● Dataset entries:
◆ ◆ ◆ ◆ ◆
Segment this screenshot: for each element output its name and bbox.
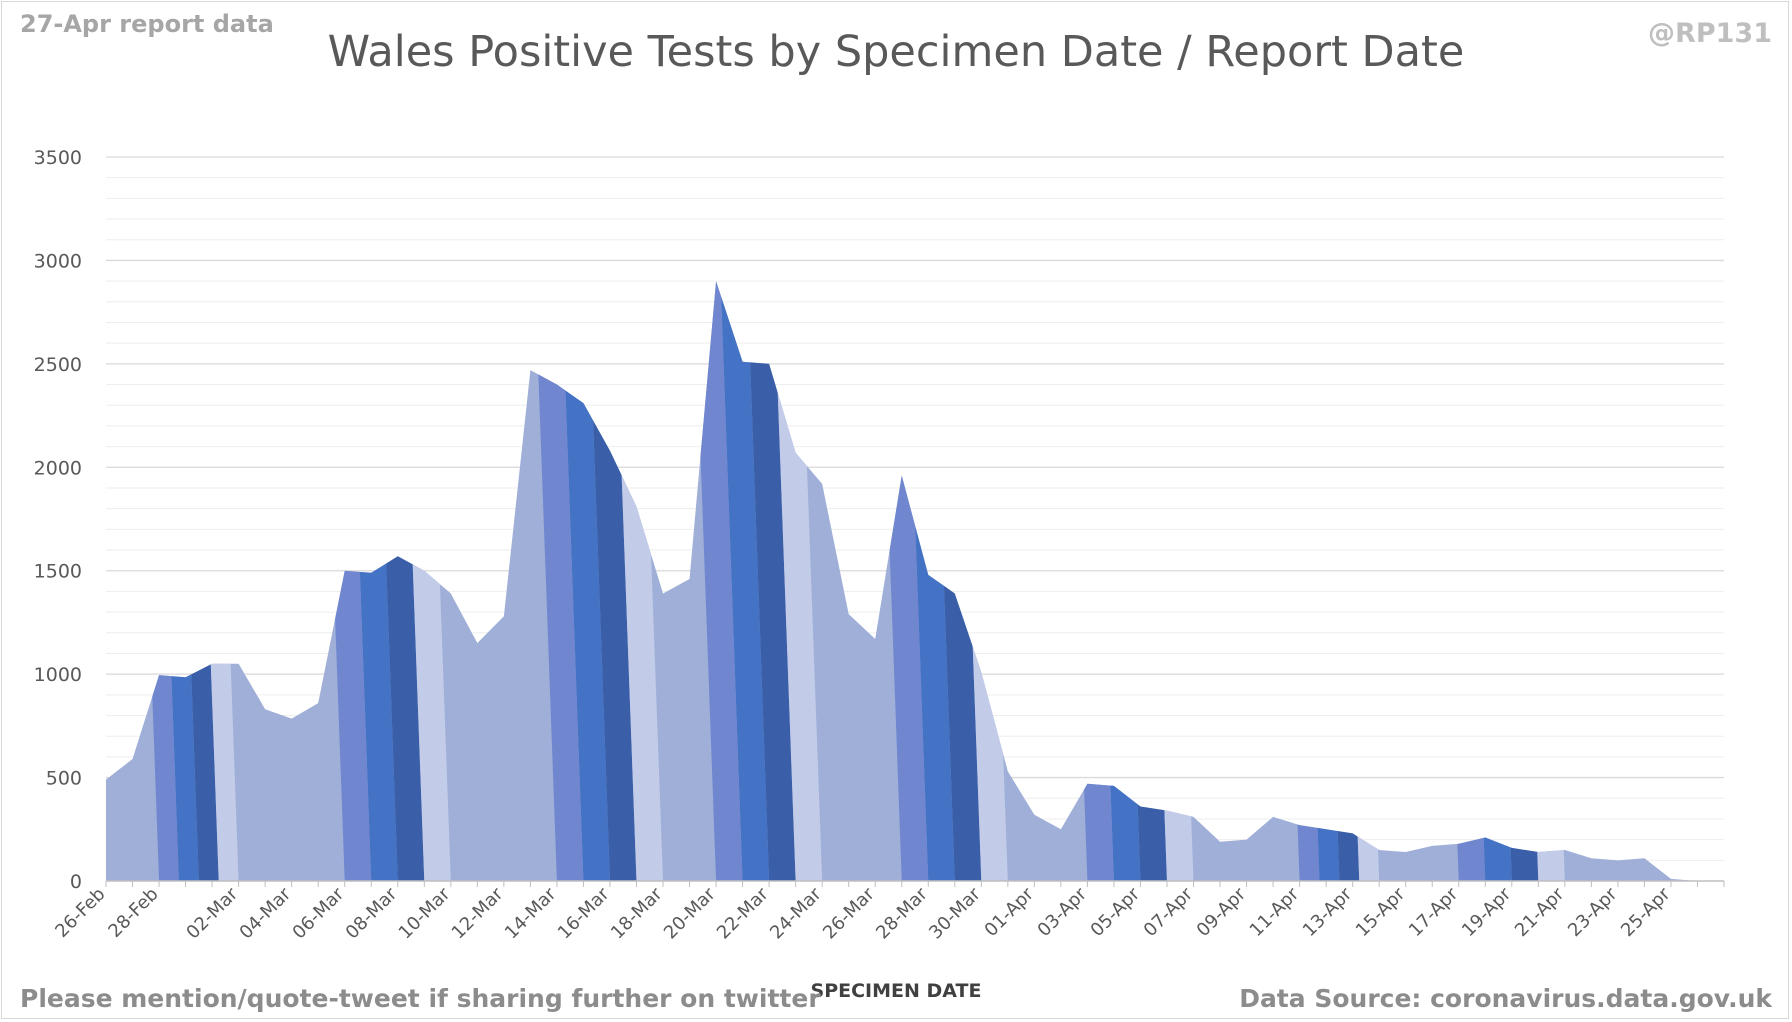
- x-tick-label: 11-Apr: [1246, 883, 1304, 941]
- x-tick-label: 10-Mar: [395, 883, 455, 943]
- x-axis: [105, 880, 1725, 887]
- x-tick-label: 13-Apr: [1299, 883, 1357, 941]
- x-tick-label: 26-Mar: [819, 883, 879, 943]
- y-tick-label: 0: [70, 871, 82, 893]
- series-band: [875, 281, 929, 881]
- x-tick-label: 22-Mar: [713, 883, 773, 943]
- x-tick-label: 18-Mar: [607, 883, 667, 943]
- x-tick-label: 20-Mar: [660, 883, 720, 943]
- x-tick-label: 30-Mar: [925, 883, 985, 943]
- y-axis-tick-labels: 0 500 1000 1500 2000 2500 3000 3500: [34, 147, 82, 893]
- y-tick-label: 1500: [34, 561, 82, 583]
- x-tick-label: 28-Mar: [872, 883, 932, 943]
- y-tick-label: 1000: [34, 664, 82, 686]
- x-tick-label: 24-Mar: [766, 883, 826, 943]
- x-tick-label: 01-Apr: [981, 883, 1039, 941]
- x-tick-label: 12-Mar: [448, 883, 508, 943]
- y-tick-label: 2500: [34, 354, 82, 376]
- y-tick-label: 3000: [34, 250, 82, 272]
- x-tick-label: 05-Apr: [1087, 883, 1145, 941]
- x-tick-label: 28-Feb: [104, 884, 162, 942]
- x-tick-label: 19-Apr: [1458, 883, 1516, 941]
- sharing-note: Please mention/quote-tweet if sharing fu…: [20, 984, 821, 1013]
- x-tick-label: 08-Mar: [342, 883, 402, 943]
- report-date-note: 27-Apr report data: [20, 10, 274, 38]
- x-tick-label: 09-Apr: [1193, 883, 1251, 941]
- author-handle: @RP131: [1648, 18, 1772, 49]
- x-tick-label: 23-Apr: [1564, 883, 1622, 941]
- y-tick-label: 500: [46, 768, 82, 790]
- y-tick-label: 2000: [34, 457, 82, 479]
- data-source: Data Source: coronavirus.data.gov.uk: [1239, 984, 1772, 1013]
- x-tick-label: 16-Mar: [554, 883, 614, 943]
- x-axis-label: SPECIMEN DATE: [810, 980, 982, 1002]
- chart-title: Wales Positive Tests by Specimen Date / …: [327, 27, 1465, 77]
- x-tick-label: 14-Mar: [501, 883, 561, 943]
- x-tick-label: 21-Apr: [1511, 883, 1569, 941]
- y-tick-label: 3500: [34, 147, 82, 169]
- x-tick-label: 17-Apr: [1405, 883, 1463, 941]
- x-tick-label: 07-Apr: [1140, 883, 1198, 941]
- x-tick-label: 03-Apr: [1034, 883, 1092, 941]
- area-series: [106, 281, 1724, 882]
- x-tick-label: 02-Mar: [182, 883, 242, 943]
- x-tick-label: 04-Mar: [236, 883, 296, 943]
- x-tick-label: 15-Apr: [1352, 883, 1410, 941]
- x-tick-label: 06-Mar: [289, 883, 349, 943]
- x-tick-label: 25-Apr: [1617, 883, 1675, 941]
◆ ◆ ◆ ◆ ◆
● REQUIRED ACTION:
Check each line of the records for "series" and copy the ones that contain it.

● SOLUTION FOR THIS TASK:
- series-band: [875, 281, 929, 881]
- area-series: [106, 281, 1724, 882]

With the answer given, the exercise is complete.